▶ [WRITTEN INSTRUCTION]: Determine the count of lines holding "copula" and give that count alone.

[Entries with figure data]
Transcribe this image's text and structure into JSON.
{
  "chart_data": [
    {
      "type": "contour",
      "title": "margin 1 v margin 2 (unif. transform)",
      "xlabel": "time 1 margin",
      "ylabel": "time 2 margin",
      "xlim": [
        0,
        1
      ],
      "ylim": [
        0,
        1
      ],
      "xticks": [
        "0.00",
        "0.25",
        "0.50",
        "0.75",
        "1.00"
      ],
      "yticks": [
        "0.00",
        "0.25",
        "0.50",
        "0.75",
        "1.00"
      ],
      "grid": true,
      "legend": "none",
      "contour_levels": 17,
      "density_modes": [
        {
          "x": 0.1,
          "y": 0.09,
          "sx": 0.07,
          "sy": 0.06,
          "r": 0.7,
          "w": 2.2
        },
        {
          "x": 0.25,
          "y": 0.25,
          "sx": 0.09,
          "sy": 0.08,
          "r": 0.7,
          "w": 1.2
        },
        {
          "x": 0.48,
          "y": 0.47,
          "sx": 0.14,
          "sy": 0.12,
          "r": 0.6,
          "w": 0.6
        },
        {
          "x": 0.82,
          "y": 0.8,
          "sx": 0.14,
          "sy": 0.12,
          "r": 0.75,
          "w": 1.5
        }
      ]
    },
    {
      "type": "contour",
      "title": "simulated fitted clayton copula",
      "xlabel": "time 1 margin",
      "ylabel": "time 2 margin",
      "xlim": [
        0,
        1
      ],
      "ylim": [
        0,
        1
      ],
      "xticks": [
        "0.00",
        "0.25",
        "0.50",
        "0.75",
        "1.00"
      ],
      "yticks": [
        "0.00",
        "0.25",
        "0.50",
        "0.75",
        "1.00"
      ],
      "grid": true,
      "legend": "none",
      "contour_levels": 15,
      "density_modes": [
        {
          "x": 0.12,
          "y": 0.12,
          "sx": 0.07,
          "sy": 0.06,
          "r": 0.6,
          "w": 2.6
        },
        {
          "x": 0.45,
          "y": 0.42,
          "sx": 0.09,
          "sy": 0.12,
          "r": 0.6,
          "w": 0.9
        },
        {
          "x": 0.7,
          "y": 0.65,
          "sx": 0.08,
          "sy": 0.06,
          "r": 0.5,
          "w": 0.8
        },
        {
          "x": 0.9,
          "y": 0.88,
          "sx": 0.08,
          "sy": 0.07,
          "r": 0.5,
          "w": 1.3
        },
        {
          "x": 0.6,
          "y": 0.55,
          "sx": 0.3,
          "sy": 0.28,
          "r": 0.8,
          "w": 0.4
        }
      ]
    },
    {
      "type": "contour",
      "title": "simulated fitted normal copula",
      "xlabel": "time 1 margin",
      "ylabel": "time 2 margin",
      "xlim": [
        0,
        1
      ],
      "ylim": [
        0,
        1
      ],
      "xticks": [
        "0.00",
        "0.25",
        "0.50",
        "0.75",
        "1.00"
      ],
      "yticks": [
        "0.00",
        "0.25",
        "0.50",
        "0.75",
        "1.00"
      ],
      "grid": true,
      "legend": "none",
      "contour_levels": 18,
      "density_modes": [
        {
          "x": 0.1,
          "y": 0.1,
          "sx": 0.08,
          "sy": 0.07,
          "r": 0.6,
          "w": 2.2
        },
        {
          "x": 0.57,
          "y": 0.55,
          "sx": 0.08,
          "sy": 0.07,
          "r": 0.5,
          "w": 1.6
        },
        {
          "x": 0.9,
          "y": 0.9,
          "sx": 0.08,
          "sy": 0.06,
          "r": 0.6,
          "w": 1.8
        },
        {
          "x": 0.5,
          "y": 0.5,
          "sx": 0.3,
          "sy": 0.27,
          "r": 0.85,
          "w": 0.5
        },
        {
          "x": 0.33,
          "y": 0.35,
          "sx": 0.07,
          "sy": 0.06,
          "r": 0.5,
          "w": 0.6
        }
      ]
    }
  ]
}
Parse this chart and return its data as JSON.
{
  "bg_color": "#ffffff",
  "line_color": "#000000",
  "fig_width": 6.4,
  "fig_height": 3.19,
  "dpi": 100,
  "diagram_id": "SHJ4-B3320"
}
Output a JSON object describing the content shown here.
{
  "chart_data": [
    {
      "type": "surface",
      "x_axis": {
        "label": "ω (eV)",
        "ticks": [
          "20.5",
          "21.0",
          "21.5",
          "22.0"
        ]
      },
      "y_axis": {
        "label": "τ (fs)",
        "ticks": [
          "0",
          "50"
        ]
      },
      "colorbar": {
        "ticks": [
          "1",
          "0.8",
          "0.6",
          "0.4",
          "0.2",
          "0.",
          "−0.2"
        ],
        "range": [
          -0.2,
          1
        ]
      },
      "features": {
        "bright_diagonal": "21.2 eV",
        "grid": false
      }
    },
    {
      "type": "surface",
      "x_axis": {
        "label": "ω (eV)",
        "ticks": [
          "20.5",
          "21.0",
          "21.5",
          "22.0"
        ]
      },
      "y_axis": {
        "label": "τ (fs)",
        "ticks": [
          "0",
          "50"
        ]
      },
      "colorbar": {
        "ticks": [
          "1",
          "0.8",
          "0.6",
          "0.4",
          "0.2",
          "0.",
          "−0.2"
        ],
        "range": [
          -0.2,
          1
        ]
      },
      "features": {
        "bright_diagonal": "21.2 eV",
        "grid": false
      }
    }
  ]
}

▶ [RESPONSE]: 2